→ DATA LISTING:

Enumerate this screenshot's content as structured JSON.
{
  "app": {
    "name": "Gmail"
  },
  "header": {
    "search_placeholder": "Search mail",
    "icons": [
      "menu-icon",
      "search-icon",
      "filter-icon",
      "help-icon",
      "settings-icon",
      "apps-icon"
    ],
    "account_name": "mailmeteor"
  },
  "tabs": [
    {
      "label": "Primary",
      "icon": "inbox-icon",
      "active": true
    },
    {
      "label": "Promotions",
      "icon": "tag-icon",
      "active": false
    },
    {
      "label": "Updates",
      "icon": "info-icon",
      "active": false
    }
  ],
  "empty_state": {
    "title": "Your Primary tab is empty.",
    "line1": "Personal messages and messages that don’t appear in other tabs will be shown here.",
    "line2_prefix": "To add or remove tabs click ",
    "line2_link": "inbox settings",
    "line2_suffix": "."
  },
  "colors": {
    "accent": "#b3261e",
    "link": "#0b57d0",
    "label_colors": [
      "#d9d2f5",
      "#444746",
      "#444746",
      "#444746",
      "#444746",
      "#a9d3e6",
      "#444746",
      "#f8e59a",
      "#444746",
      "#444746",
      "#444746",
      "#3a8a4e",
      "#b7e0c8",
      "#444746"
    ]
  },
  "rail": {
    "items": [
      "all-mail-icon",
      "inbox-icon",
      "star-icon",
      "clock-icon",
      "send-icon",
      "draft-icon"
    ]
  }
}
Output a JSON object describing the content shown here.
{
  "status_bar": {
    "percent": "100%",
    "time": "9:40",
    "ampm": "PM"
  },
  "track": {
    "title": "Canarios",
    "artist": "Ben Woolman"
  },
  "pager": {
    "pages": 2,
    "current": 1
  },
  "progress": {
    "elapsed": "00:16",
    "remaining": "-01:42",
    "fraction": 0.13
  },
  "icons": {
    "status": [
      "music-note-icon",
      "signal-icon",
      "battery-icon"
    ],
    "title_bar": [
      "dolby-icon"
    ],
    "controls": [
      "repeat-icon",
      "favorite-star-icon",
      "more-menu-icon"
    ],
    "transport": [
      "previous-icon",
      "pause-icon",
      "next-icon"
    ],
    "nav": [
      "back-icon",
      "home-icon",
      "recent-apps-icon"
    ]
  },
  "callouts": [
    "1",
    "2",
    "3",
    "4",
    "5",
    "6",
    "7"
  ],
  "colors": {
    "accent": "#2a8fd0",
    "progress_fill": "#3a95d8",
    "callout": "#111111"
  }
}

→ WORK TO DO:
Locate the line that contains "Output a JSON". Repeat it and every line after it, up to and including the final line, exactly.

→ RESPONSE TO THIS EXERCISE:
Output a JSON object describing the content shown here.
{
  "status_bar": {
    "percent": "100%",
    "time": "9:40",
    "ampm": "PM"
  },
  "track": {
    "title": "Canarios",
    "artist": "Ben Woolman"
  },
  "pager": {
    "pages": 2,
    "current": 1
  },
  "progress": {
    "elapsed": "00:16",
    "remaining": "-01:42",
    "fraction": 0.13
  },
  "icons": {
    "status": [
      "music-note-icon",
      "signal-icon",
      "battery-icon"
    ],
    "title_bar": [
      "dolby-icon"
    ],
    "controls": [
      "repeat-icon",
      "favorite-star-icon",
      "more-menu-icon"
    ],
    "transport": [
      "previous-icon",
      "pause-icon",
      "next-icon"
    ],
    "nav": [
      "back-icon",
      "home-icon",
      "recent-apps-icon"
    ]
  },
  "callouts": [
    "1",
    "2",
    "3",
    "4",
    "5",
    "6",
    "7"
  ],
  "colors": {
    "accent": "#2a8fd0",
    "progress_fill": "#3a95d8",
    "callout": "#111111"
  }
}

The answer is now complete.